■ **DIRECTION**
Print the listing that follows, character for character.

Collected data
◇ ◇ ◇ ◇ ◇ ◇ ◇
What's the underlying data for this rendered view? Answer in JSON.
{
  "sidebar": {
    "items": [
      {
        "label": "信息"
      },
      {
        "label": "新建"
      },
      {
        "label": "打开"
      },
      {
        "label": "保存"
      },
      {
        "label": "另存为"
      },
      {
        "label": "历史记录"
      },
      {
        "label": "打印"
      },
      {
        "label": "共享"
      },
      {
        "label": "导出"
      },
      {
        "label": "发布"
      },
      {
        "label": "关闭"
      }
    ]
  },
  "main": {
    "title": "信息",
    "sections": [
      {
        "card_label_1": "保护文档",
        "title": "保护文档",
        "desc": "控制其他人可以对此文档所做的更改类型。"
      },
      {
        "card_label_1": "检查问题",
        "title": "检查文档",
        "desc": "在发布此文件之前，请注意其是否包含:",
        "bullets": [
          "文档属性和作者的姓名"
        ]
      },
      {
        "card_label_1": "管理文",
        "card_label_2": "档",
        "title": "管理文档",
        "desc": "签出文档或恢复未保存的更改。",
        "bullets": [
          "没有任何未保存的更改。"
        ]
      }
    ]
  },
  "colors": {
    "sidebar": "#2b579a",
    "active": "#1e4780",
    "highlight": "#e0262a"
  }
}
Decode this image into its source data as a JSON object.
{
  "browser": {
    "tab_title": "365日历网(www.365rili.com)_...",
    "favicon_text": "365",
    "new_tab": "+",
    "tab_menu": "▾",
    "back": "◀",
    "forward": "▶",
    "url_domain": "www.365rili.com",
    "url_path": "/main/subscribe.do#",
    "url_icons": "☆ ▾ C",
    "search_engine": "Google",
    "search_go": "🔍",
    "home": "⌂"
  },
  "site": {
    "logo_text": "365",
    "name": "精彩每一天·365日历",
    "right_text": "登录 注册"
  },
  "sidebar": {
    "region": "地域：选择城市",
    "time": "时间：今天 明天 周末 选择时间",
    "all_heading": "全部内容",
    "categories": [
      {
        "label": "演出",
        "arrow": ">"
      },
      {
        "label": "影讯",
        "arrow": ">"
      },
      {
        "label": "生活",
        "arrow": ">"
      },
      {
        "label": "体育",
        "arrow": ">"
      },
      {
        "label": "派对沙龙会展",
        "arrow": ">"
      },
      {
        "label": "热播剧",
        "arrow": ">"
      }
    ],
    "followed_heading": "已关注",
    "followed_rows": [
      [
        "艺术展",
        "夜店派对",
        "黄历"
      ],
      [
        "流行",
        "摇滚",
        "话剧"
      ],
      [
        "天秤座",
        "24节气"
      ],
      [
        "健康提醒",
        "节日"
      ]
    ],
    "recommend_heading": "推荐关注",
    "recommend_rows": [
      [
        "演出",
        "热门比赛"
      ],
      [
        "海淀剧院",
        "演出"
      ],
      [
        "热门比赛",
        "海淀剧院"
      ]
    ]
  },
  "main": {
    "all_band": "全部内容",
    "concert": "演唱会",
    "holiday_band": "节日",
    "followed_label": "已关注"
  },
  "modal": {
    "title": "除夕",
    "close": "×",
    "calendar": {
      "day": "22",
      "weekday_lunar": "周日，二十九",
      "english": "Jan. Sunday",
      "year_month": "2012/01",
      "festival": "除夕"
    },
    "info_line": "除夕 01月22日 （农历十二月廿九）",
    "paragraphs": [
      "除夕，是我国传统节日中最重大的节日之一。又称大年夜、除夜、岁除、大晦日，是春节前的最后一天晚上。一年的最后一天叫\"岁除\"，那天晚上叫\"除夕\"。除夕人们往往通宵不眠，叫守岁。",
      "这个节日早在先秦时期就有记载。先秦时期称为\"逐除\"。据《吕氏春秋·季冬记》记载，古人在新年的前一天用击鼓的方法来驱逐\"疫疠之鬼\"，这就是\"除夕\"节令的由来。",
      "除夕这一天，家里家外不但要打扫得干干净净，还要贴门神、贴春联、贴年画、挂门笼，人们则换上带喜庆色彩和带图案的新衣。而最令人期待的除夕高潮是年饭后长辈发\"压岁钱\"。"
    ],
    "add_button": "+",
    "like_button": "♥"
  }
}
◇ ◇ ◇ ◇ ◇ ◇ ◇
■ **RESULT OF THE EXERCISE**
What's the underlying data for this rendered view? Answer in JSON.
{
  "sidebar": {
    "items": [
      {
        "label": "信息"
      },
      {
        "label": "新建"
      },
      {
        "label": "打开"
      },
      {
        "label": "保存"
      },
      {
        "label": "另存为"
      },
      {
        "label": "历史记录"
      },
      {
        "label": "打印"
      },
      {
        "label": "共享"
      },
      {
        "label": "导出"
      },
      {
        "label": "发布"
      },
      {
        "label": "关闭"
      }
    ]
  },
  "main": {
    "title": "信息",
    "sections": [
      {
        "card_label_1": "保护文档",
        "title": "保护文档",
        "desc": "控制其他人可以对此文档所做的更改类型。"
      },
      {
        "card_label_1": "检查问题",
        "title": "检查文档",
        "desc": "在发布此文件之前，请注意其是否包含:",
        "bullets": [
          "文档属性和作者的姓名"
        ]
      },
      {
        "card_label_1": "管理文",
        "card_label_2": "档",
        "title": "管理文档",
        "desc": "签出文档或恢复未保存的更改。",
        "bullets": [
          "没有任何未保存的更改。"
        ]
      }
    ]
  },
  "colors": {
    "sidebar": "#2b579a",
    "active": "#1e4780",
    "highlight": "#e0262a"
  }
}
Decode this image into its source data as a JSON object.
{
  "browser": {
    "tab_title": "365日历网(www.365rili.com)_...",
    "favicon_text": "365",
    "new_tab": "+",
    "tab_menu": "▾",
    "back": "◀",
    "forward": "▶",
    "url_domain": "www.365rili.com",
    "url_path": "/main/subscribe.do#",
    "url_icons": "☆ ▾ C",
    "search_engine": "Google",
    "search_go": "🔍",
    "home": "⌂"
  },
  "site": {
    "logo_text": "365",
    "name": "精彩每一天·365日历",
    "right_text": "登录 注册"
  },
  "sidebar": {
    "region": "地域：选择城市",
    "time": "时间：今天 明天 周末 选择时间",
    "all_heading": "全部内容",
    "categories": [
      {
        "label": "演出",
        "arrow": ">"
      },
      {
        "label": "影讯",
        "arrow": ">"
      },
      {
        "label": "生活",
        "arrow": ">"
      },
      {
        "label": "体育",
        "arrow": ">"
      },
      {
        "label": "派对沙龙会展",
        "arrow": ">"
      },
      {
        "label": "热播剧",
        "arrow": ">"
      }
    ],
    "followed_heading": "已关注",
    "followed_rows": [
      [
        "艺术展",
        "夜店派对",
        "黄历"
      ],
      [
        "流行",
        "摇滚",
        "话剧"
      ],
      [
        "天秤座",
        "24节气"
      ],
      [
        "健康提醒",
        "节日"
      ]
    ],
    "recommend_heading": "推荐关注",
    "recommend_rows": [
      [
        "演出",
        "热门比赛"
      ],
      [
        "海淀剧院",
        "演出"
      ],
      [
        "热门比赛",
        "海淀剧院"
      ]
    ]
  },
  "main": {
    "all_band": "全部内容",
    "concert": "演唱会",
    "holiday_band": "节日",
    "followed_label": "已关注"
  },
  "modal": {
    "title": "除夕",
    "close": "×",
    "calendar": {
      "day": "22",
      "weekday_lunar": "周日，二十九",
      "english": "Jan. Sunday",
      "year_month": "2012/01",
      "festival": "除夕"
    },
    "info_line": "除夕 01月22日 （农历十二月廿九）",
    "paragraphs": [
      "除夕，是我国传统节日中最重大的节日之一。又称大年夜、除夜、岁除、大晦日，是春节前的最后一天晚上。一年的最后一天叫\"岁除\"，那天晚上叫\"除夕\"。除夕人们往往通宵不眠，叫守岁。",
      "这个节日早在先秦时期就有记载。先秦时期称为\"逐除\"。据《吕氏春秋·季冬记》记载，古人在新年的前一天用击鼓的方法来驱逐\"疫疠之鬼\"，这就是\"除夕\"节令的由来。",
      "除夕这一天，家里家外不但要打扫得干干净净，还要贴门神、贴春联、贴年画、挂门笼，人们则换上带喜庆色彩和带图案的新衣。而最令人期待的除夕高潮是年饭后长辈发\"压岁钱\"。"
    ],
    "add_button": "+",
    "like_button": "♥"
  }
}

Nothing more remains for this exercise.